§ **SET PROBLEM**
Output the records exactly as they appear, with no pictures included.

** START **

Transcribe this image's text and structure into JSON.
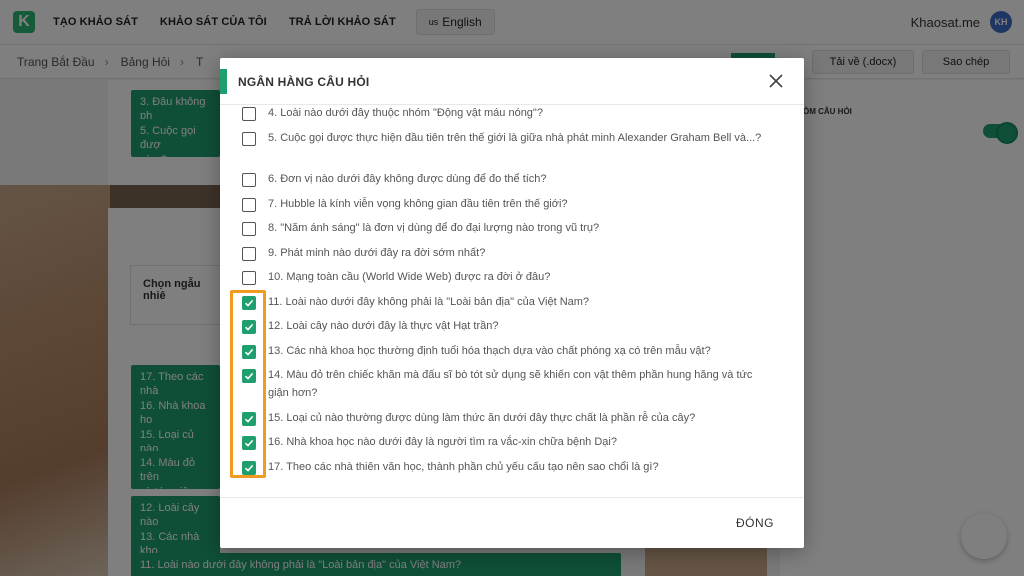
{
  "nav": {
    "logo_letter": "K",
    "items": [
      "TẠO KHẢO SÁT",
      "KHẢO SÁT CỦA TÔI",
      "TRẢ LỜI KHẢO SÁT"
    ],
    "lang_flag": "us",
    "lang_label": "English",
    "username": "Khaosat.me",
    "avatar_initials": "KH"
  },
  "breadcrumb": {
    "items": [
      "Trang Bắt Đầu",
      "Bảng Hỏi",
      "T"
    ],
    "sep": "›"
  },
  "actions": {
    "download": "Tải về (.docx)",
    "copy": "Sao chép"
  },
  "background": {
    "cards": [
      "3. Đâu không ph",
      "5. Cuộc gọi đượ\nvà...?"
    ],
    "random_label": "Chọn ngẫu nhiê",
    "right_label": "ỎM CÂU HỎI",
    "list": [
      "17. Theo các nhà",
      "16. Nhà khoa ho",
      "15. Loại củ nào",
      "14. Màu đỏ trên\nvà tức giận hơn",
      "12. Loài cây nào",
      "13. Các nhà kho",
      "11. Loài nào dưới đây không phải là \"Loài bản địa\" của Việt Nam?"
    ]
  },
  "modal": {
    "title": "NGÂN HÀNG CÂU HỎI",
    "close_label": "ĐÓNG",
    "questions": [
      {
        "text": "4. Loài nào dưới đây thuộc nhóm \"Động vật máu nóng\"?",
        "checked": false
      },
      {
        "text": "5. Cuộc gọi được thực hiện đầu tiên trên thế giới là giữa nhà phát minh Alexander Graham Bell và...?",
        "checked": false
      },
      {
        "text": "6. Đơn vị nào dưới đây không được dùng để đo thể tích?",
        "checked": false
      },
      {
        "text": "7. Hubble là kính viễn vọng không gian đầu tiên trên thế giới?",
        "checked": false
      },
      {
        "text": "8. \"Năm ánh sáng\" là đơn vị dùng để đo đại lượng nào trong vũ trụ?",
        "checked": false
      },
      {
        "text": "9. Phát minh nào dưới đây ra đời sớm nhất?",
        "checked": false
      },
      {
        "text": "10. Mạng toàn cầu (World Wide Web) được ra đời ở đâu?",
        "checked": false
      },
      {
        "text": "11. Loài nào dưới đây không phải là \"Loài bản địa\" của Việt Nam?",
        "checked": true
      },
      {
        "text": "12. Loài cây nào dưới đây là thực vật Hạt trần?",
        "checked": true
      },
      {
        "text": "13. Các nhà khoa học thường định tuổi hóa thạch dựa vào chất phóng xạ có trên mẫu vật?",
        "checked": true
      },
      {
        "text": "14. Màu đỏ trên chiếc khăn mà đấu sĩ bò tót sử dụng sẽ khiến con vật thêm phần hung hăng và tức giận hơn?",
        "checked": true
      },
      {
        "text": "15. Loại củ nào thường được dùng làm thức ăn dưới đây thực chất là phần rễ của cây?",
        "checked": true
      },
      {
        "text": "16. Nhà khoa học nào dưới đây là người tìm ra vắc-xin chữa bệnh Dại?",
        "checked": true
      },
      {
        "text": "17. Theo các nhà thiên văn học, thành phần chủ yếu cấu tạo nên sao chổi là gì?",
        "checked": true
      }
    ]
  },
  "colors": {
    "accent": "#1f9e6e",
    "highlight": "#f19a1f"
  }
}
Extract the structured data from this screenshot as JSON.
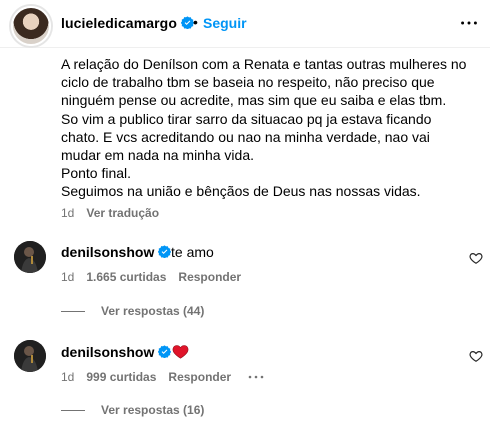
{
  "header": {
    "username": "lucieledicamargo",
    "separator": "•",
    "follow_label": "Seguir"
  },
  "caption": {
    "text": "A relação do Denílson com a Renata e tantas outras mulheres no\nciclo de trabalho tbm se baseia no respeito, não preciso que\nninguém pense ou acredite, mas sim que eu saiba e elas tbm.\nSo vim a publico tirar sarro da situacao pq ja estava ficando\nchato. E vcs acreditando ou nao na minha verdade, nao vai\nmudar em nada na minha vida.\nPonto final.\nSeguimos na união e bênçãos de Deus nas nossas vidas.",
    "time": "1d",
    "translate_label": "Ver tradução"
  },
  "comments": [
    {
      "username": "denilsonshow",
      "text": "te amo",
      "time": "1d",
      "likes": "1.665 curtidas",
      "reply_label": "Responder",
      "view_replies": "Ver respostas (44)"
    },
    {
      "username": "denilsonshow",
      "text": "",
      "emoji_icon": "red-heart-icon",
      "time": "1d",
      "likes": "999 curtidas",
      "reply_label": "Responder",
      "view_replies": "Ver respostas (16)"
    }
  ],
  "colors": {
    "verified": "#0095f6",
    "follow": "#0095f6",
    "muted": "#737373",
    "heart": "#ff3040"
  }
}
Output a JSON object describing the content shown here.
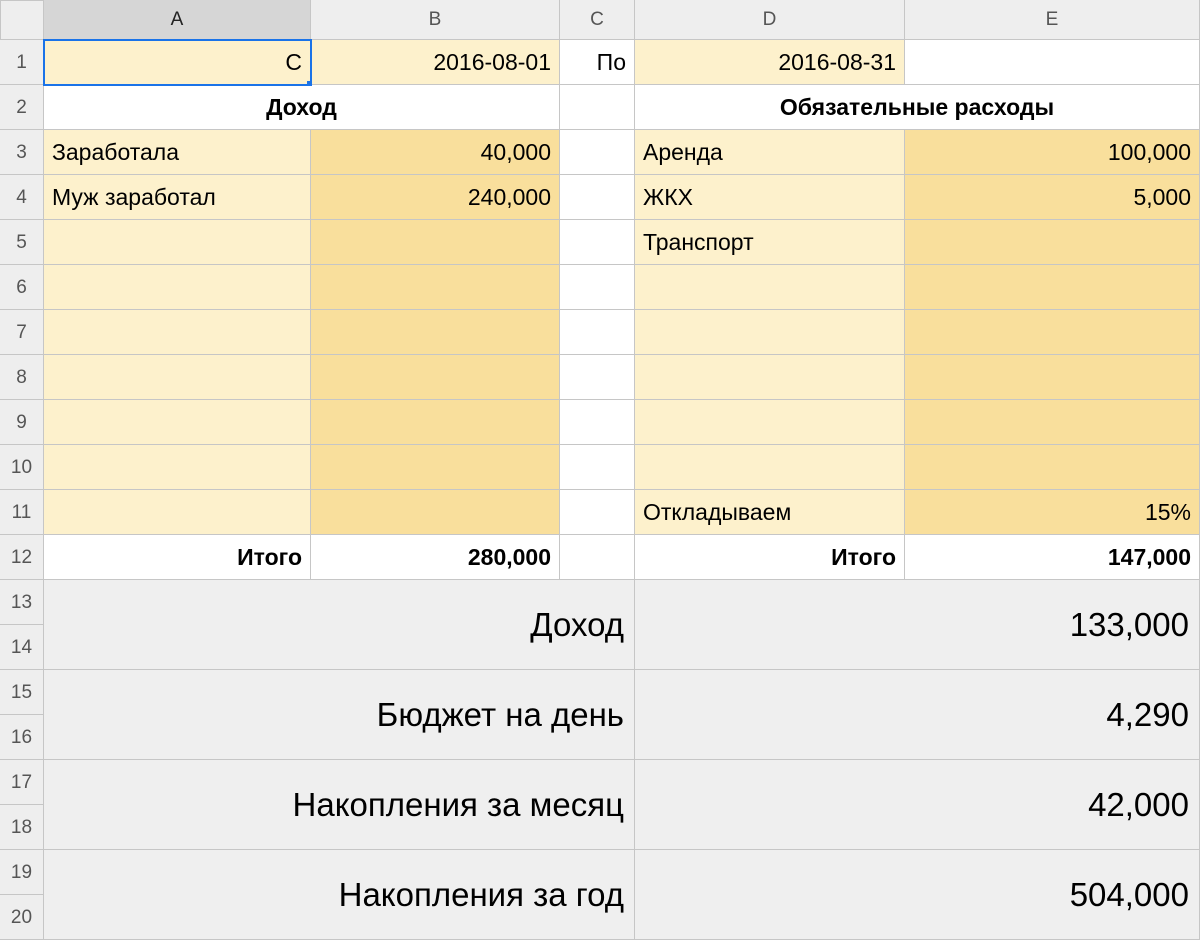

** END **

§ **OUTPUT BELOW**
Transcribe this image's text and structure into JSON.
{
  "nav": {
    "logo_letter": "K",
    "items": [
      "TẠO KHẢO SÁT",
      "KHẢO SÁT CỦA TÔI",
      "TRẢ LỜI KHẢO SÁT"
    ],
    "lang_flag": "us",
    "lang_label": "English",
    "username": "Khaosat.me",
    "avatar_initials": "KH"
  },
  "breadcrumb": {
    "items": [
      "Trang Bắt Đầu",
      "Bảng Hỏi",
      "T"
    ],
    "sep": "›"
  },
  "actions": {
    "download": "Tải về (.docx)",
    "copy": "Sao chép"
  },
  "background": {
    "cards": [
      "3. Đâu không ph",
      "5. Cuộc gọi đượ\nvà...?"
    ],
    "random_label": "Chọn ngẫu nhiê",
    "right_label": "ỎM CÂU HỎI",
    "list": [
      "17. Theo các nhà",
      "16. Nhà khoa ho",
      "15. Loại củ nào",
      "14. Màu đỏ trên\nvà tức giận hơn",
      "12. Loài cây nào",
      "13. Các nhà kho",
      "11. Loài nào dưới đây không phải là \"Loài bản địa\" của Việt Nam?"
    ]
  },
  "modal": {
    "title": "NGÂN HÀNG CÂU HỎI",
    "close_label": "ĐÓNG",
    "questions": [
      {
        "text": "4. Loài nào dưới đây thuộc nhóm \"Động vật máu nóng\"?",
        "checked": false
      },
      {
        "text": "5. Cuộc gọi được thực hiện đầu tiên trên thế giới là giữa nhà phát minh Alexander Graham Bell và...?",
        "checked": false
      },
      {
        "text": "6. Đơn vị nào dưới đây không được dùng để đo thể tích?",
        "checked": false
      },
      {
        "text": "7. Hubble là kính viễn vọng không gian đầu tiên trên thế giới?",
        "checked": false
      },
      {
        "text": "8. \"Năm ánh sáng\" là đơn vị dùng để đo đại lượng nào trong vũ trụ?",
        "checked": false
      },
      {
        "text": "9. Phát minh nào dưới đây ra đời sớm nhất?",
        "checked": false
      },
      {
        "text": "10. Mạng toàn cầu (World Wide Web) được ra đời ở đâu?",
        "checked": false
      },
      {
        "text": "11. Loài nào dưới đây không phải là \"Loài bản địa\" của Việt Nam?",
        "checked": true
      },
      {
        "text": "12. Loài cây nào dưới đây là thực vật Hạt trần?",
        "checked": true
      },
      {
        "text": "13. Các nhà khoa học thường định tuổi hóa thạch dựa vào chất phóng xạ có trên mẫu vật?",
        "checked": true
      },
      {
        "text": "14. Màu đỏ trên chiếc khăn mà đấu sĩ bò tót sử dụng sẽ khiến con vật thêm phần hung hăng và tức giận hơn?",
        "checked": true
      },
      {
        "text": "15. Loại củ nào thường được dùng làm thức ăn dưới đây thực chất là phần rễ của cây?",
        "checked": true
      },
      {
        "text": "16. Nhà khoa học nào dưới đây là người tìm ra vắc-xin chữa bệnh Dại?",
        "checked": true
      },
      {
        "text": "17. Theo các nhà thiên văn học, thành phần chủ yếu cấu tạo nên sao chổi là gì?",
        "checked": true
      }
    ]
  },
  "colors": {
    "accent": "#1f9e6e",
    "highlight": "#f19a1f"
  }
}
Extract the structured data from this screenshot as JSON.
{
  "header": {
    "username": "lucieledicamargo",
    "separator": "•",
    "follow_label": "Seguir"
  },
  "caption": {
    "text": "A relação do Denílson com a Renata e tantas outras mulheres no\nciclo de trabalho tbm se baseia no respeito, não preciso que\nninguém pense ou acredite, mas sim que eu saiba e elas tbm.\nSo vim a publico tirar sarro da situacao pq ja estava ficando\nchato. E vcs acreditando ou nao na minha verdade, nao vai\nmudar em nada na minha vida.\nPonto final.\nSeguimos na união e bênçãos de Deus nas nossas vidas.",
    "time": "1d",
    "translate_label": "Ver tradução"
  },
  "comments": [
    {
      "username": "denilsonshow",
      "text": "te amo",
      "time": "1d",
      "likes": "1.665 curtidas",
      "reply_label": "Responder",
      "view_replies": "Ver respostas (44)"
    },
    {
      "username": "denilsonshow",
      "text": "",
      "emoji_icon": "red-heart-icon",
      "time": "1d",
      "likes": "999 curtidas",
      "reply_label": "Responder",
      "view_replies": "Ver respostas (16)"
    }
  ],
  "colors": {
    "verified": "#0095f6",
    "follow": "#0095f6",
    "muted": "#737373",
    "heart": "#ff3040"
  }
}
Output a JSON object describing the content shown here.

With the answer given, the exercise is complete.